··· Material for this task ···

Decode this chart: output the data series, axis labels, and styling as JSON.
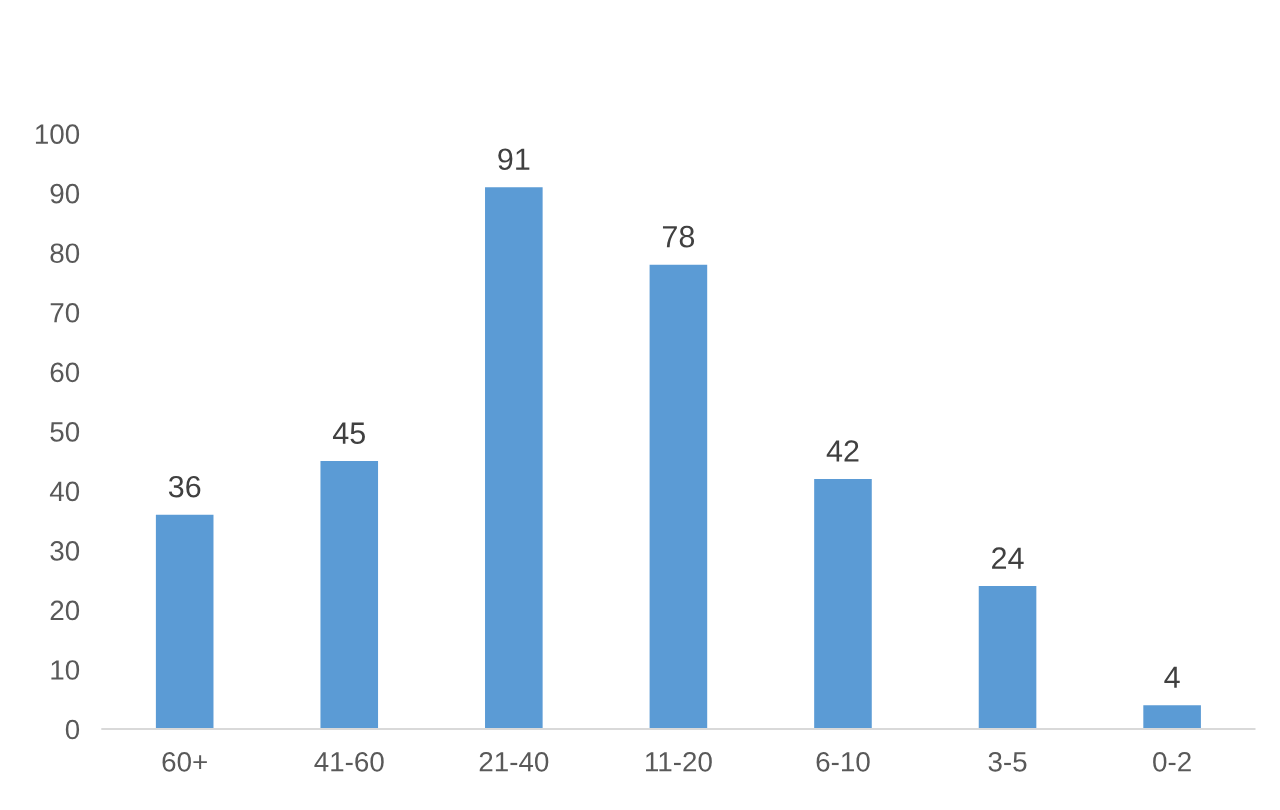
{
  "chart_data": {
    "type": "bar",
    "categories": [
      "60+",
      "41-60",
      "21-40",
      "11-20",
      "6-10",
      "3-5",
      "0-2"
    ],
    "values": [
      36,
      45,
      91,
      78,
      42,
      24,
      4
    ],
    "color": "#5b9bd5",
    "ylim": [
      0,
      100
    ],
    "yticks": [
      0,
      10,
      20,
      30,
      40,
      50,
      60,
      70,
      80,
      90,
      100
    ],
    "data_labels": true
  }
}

···

[Written problem]
Reproduce every line of the material precisely, omitting its pictures.

[Reply]
Decode this chart: output the data series, axis labels, and styling as JSON.
{
  "chart_data": {
    "type": "bar",
    "categories": [
      "60+",
      "41-60",
      "21-40",
      "11-20",
      "6-10",
      "3-5",
      "0-2"
    ],
    "values": [
      36,
      45,
      91,
      78,
      42,
      24,
      4
    ],
    "color": "#5b9bd5",
    "ylim": [
      0,
      100
    ],
    "yticks": [
      0,
      10,
      20,
      30,
      40,
      50,
      60,
      70,
      80,
      90,
      100
    ],
    "data_labels": true
  }
}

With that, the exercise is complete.